> **Work to do**
Rewrite the stretch of lines from the start through the line containing "Text: → Results in selection", putting "sampling bias" in place of "selection bias" and leaving everything else unchanged.

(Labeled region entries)
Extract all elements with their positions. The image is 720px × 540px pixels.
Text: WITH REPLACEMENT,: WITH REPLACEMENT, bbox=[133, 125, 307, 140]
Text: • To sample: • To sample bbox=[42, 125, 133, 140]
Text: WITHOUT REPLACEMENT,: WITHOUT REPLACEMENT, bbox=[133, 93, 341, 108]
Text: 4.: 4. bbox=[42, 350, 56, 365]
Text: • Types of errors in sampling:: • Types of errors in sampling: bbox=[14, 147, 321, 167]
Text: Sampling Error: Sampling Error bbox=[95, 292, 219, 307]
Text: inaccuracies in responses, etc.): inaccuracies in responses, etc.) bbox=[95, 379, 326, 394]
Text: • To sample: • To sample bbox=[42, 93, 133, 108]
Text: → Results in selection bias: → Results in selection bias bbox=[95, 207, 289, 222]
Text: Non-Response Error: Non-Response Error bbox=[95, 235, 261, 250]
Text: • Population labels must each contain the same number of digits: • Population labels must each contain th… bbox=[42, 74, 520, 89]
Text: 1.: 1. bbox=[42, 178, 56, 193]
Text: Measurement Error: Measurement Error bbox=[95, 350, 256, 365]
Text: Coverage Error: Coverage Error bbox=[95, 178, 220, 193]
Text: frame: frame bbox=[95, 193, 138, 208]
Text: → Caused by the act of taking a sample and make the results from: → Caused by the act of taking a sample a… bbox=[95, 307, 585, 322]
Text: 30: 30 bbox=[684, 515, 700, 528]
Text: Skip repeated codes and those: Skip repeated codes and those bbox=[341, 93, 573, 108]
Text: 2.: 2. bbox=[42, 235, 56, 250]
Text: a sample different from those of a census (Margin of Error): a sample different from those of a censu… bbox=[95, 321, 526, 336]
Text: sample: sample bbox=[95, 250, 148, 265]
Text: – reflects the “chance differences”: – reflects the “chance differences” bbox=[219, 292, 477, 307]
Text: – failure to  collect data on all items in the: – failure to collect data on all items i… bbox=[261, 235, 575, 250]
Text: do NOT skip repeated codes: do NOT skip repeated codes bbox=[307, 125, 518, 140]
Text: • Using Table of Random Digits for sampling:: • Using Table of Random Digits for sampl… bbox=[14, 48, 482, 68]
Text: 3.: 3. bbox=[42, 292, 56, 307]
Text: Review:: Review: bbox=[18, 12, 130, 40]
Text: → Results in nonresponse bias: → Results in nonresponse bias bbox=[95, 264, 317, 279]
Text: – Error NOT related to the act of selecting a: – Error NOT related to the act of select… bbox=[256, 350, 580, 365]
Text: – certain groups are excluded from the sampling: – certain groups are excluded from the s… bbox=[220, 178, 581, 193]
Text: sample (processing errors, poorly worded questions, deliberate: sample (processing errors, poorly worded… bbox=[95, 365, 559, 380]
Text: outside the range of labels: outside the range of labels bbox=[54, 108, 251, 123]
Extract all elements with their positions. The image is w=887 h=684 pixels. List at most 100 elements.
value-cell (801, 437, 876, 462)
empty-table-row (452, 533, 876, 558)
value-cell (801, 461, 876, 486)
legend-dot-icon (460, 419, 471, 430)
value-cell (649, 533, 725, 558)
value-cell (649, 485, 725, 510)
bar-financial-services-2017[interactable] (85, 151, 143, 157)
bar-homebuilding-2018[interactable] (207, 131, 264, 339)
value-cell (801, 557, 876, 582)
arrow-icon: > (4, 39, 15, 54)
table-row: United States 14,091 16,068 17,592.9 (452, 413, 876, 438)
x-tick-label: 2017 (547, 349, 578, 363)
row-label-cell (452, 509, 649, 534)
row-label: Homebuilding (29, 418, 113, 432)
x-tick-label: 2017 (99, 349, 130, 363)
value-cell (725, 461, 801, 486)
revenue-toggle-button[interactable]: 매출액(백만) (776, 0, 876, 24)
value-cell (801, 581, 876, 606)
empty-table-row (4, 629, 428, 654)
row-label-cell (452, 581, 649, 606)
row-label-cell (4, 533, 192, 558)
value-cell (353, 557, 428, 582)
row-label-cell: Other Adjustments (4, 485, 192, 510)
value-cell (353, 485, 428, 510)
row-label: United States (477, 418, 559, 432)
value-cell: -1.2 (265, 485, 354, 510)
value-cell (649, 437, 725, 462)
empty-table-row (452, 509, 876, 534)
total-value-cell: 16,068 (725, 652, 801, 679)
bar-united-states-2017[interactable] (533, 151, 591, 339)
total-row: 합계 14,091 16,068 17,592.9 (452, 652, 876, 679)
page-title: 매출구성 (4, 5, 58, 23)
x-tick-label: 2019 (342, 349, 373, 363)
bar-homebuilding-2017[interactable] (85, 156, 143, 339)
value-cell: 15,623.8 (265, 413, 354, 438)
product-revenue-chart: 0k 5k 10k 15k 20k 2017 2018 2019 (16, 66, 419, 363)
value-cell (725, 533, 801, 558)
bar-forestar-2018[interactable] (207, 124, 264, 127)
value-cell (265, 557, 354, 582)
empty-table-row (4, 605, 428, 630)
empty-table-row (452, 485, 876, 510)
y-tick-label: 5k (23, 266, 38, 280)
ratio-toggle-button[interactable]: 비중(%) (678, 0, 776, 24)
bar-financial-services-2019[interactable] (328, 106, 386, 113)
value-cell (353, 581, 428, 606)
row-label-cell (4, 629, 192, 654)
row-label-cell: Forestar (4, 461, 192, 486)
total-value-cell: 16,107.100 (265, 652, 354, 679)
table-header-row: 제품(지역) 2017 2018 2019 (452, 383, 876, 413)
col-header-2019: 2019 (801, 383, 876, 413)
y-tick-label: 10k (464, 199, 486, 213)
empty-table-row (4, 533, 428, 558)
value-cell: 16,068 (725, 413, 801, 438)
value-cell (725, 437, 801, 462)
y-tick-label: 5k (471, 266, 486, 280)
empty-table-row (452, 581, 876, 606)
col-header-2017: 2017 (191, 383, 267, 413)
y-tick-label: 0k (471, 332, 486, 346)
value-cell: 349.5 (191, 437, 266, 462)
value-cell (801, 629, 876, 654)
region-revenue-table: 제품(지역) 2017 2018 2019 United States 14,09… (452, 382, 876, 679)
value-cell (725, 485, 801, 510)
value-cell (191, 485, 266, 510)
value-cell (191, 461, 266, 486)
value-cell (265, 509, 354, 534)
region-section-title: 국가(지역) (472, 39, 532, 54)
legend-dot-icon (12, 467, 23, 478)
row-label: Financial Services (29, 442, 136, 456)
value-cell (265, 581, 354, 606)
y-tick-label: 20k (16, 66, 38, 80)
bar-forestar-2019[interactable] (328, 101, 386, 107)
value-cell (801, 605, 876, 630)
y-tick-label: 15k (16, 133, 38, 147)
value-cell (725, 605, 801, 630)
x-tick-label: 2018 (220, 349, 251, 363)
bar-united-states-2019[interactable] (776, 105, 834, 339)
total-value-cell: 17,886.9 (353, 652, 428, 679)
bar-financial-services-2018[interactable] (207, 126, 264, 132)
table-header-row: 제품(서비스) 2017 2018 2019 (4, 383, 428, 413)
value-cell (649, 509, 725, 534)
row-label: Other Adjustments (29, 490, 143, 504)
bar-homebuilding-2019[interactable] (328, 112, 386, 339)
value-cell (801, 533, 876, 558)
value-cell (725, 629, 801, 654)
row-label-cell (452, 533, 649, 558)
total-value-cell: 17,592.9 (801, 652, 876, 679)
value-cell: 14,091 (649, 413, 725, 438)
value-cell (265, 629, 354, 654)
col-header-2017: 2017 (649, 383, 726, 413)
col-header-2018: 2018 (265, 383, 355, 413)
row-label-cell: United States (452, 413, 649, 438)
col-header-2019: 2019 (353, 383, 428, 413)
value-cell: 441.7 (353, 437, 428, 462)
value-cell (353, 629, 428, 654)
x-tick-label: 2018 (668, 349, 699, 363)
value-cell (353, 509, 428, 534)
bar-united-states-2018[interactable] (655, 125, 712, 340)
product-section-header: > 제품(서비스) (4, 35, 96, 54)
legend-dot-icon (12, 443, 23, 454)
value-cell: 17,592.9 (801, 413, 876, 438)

> **Solution to this exercise**
Extract all elements with their positions. The image is 720px × 540px pixels.
Text: WITH REPLACEMENT,: WITH REPLACEMENT, bbox=[133, 125, 307, 140]
Text: • To sample: • To sample bbox=[42, 125, 133, 140]
Text: WITHOUT REPLACEMENT,: WITHOUT REPLACEMENT, bbox=[133, 93, 341, 108]
Text: 4.: 4. bbox=[42, 350, 56, 365]
Text: • Types of errors in sampling:: • Types of errors in sampling: bbox=[14, 147, 321, 167]
Text: Sampling Error: Sampling Error bbox=[95, 292, 219, 307]
Text: inaccuracies in responses, etc.): inaccuracies in responses, etc.) bbox=[95, 379, 326, 394]
Text: • To sample: • To sample bbox=[42, 93, 133, 108]
Text: → Results in sampling bias: → Results in sampling bias bbox=[95, 207, 289, 222]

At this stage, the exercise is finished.